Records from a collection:
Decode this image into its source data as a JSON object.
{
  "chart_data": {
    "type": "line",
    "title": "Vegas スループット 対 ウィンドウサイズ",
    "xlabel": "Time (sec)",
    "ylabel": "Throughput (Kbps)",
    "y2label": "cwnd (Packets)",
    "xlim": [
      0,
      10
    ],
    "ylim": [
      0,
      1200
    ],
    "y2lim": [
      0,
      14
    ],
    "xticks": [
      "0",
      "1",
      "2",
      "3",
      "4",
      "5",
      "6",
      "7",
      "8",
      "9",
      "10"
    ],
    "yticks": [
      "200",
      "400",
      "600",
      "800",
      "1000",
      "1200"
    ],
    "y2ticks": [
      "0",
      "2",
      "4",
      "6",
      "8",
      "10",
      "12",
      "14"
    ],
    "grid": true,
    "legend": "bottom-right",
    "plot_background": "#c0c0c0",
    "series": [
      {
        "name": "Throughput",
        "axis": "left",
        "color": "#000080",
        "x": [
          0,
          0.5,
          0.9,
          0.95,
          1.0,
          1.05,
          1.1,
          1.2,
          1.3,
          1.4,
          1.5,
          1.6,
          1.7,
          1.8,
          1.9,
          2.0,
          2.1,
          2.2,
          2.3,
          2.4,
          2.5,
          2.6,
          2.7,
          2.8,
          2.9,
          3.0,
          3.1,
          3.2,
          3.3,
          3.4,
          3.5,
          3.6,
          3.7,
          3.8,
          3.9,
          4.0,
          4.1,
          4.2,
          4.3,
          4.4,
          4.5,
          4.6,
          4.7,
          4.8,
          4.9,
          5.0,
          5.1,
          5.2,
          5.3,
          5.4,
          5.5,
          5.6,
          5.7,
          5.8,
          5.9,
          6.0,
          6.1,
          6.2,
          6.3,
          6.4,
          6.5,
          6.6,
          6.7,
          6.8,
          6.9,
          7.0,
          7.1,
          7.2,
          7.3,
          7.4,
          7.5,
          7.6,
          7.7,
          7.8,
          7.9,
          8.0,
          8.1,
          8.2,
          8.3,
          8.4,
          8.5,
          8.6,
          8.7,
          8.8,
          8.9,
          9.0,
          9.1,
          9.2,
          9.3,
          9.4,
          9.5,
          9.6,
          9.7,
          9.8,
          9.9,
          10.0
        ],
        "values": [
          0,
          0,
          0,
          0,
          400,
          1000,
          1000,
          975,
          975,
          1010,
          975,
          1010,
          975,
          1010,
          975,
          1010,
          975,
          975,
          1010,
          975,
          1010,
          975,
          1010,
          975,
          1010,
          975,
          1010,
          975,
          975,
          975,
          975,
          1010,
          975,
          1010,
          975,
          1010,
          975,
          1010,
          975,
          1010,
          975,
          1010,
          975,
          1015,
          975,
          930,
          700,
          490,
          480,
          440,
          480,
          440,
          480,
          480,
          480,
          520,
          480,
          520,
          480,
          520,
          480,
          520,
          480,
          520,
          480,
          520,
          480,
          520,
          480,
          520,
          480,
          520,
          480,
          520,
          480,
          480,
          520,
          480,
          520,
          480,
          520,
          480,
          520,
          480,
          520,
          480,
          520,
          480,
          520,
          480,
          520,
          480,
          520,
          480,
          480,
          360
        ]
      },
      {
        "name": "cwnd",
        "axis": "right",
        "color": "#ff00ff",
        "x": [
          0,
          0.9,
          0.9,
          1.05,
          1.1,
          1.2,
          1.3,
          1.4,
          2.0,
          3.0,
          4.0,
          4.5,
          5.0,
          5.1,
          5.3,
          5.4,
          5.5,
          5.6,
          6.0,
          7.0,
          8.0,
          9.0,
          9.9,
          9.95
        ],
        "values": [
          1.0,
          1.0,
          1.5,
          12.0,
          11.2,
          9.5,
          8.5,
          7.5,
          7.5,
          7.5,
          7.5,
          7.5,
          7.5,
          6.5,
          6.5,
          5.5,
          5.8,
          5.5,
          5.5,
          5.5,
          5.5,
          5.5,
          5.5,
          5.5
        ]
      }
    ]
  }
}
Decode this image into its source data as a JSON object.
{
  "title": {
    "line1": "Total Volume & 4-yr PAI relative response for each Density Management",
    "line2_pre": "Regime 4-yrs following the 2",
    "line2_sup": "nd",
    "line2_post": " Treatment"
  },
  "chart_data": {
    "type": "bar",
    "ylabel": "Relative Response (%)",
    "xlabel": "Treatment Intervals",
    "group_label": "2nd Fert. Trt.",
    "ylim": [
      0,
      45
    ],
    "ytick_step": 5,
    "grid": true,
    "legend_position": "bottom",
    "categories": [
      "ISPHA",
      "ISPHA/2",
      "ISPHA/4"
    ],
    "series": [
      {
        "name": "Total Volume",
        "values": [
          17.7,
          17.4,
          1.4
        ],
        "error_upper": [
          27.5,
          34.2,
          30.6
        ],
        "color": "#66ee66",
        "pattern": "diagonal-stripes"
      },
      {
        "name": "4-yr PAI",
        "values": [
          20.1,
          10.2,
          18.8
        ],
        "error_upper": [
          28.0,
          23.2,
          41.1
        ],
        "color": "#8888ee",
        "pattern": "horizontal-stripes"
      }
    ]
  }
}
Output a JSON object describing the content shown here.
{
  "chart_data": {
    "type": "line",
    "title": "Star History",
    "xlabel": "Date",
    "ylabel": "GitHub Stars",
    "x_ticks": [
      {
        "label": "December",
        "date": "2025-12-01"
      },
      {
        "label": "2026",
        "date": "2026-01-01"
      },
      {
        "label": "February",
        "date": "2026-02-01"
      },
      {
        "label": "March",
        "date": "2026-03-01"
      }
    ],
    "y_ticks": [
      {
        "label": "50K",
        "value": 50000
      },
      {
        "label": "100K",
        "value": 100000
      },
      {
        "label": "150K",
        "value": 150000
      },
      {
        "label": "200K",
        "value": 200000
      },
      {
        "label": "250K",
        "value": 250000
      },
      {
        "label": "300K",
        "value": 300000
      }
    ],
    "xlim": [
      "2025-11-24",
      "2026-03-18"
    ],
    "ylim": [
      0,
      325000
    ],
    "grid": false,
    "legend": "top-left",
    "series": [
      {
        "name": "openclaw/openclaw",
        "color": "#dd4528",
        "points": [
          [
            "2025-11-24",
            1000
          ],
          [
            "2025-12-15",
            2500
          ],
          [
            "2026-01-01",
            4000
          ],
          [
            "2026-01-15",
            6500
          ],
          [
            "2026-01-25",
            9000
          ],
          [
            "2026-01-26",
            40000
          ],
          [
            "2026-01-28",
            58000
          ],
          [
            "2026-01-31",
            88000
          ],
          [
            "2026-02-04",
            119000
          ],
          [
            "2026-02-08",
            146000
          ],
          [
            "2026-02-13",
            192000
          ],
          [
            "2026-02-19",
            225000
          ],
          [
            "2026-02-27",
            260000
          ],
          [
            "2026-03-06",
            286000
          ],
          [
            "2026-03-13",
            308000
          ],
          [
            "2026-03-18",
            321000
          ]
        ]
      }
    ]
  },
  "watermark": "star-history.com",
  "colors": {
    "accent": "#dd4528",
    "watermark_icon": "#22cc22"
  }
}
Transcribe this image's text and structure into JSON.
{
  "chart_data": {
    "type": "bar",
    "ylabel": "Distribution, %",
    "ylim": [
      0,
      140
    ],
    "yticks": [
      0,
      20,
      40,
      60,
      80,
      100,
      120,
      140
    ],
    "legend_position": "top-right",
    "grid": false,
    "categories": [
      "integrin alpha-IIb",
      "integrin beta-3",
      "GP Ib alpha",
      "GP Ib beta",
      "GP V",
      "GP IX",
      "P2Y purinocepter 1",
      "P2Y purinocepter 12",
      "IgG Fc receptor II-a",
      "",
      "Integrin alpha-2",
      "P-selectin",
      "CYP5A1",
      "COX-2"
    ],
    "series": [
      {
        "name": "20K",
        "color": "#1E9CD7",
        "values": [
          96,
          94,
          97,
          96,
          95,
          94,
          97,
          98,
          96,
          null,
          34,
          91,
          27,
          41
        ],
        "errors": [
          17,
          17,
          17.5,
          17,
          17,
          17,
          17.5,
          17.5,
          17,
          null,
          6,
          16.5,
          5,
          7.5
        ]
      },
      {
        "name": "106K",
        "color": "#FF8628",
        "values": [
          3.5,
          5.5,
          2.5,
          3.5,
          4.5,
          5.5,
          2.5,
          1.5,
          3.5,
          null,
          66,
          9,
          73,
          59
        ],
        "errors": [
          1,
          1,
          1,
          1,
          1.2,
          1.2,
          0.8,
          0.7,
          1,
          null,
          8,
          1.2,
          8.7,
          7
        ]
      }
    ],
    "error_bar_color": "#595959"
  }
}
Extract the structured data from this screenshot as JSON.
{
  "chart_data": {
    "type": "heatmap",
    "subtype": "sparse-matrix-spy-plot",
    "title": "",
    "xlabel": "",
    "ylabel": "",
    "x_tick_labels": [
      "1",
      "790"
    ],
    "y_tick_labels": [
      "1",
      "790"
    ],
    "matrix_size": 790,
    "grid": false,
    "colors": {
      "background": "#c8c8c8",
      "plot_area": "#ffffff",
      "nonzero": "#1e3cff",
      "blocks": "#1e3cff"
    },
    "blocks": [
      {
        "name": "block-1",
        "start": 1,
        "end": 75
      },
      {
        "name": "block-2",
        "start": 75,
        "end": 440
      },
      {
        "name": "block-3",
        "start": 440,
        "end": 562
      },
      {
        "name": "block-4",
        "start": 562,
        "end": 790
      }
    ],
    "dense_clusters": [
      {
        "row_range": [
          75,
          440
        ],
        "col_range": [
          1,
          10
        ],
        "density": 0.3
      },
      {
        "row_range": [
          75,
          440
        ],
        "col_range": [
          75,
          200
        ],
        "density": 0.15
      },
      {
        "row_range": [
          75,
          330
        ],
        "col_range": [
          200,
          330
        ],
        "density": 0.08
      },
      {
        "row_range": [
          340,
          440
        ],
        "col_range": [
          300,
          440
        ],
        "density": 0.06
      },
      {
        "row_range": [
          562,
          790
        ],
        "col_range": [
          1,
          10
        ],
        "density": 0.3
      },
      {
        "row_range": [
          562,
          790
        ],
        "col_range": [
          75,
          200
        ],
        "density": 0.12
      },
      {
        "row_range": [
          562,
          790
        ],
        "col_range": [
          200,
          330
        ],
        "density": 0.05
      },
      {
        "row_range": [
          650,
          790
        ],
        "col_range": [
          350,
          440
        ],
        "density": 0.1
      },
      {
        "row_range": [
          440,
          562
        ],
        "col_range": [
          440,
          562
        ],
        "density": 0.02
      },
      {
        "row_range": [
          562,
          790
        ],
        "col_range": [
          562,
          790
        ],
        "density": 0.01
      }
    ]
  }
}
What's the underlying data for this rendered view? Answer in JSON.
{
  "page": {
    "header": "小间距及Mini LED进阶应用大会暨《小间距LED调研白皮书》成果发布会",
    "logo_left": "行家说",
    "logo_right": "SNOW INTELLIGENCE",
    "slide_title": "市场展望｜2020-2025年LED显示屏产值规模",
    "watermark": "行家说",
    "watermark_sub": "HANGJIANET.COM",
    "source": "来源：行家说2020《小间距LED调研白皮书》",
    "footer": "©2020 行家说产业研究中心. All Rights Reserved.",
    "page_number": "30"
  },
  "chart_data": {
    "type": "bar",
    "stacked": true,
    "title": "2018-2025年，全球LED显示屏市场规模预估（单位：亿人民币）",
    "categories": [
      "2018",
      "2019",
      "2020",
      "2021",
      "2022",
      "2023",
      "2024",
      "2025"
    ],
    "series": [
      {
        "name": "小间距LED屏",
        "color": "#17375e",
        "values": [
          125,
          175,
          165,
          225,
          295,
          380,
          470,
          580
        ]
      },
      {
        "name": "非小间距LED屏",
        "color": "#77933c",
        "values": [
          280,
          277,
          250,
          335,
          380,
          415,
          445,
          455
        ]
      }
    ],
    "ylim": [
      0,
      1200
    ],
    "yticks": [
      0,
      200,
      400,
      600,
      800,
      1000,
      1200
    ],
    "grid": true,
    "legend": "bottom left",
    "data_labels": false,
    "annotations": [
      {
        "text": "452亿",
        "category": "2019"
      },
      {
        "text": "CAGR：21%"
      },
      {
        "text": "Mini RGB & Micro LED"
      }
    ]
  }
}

## What needs to be done
Say how many lines of the listing above contain "bottom", with no other words.

## Task solution
3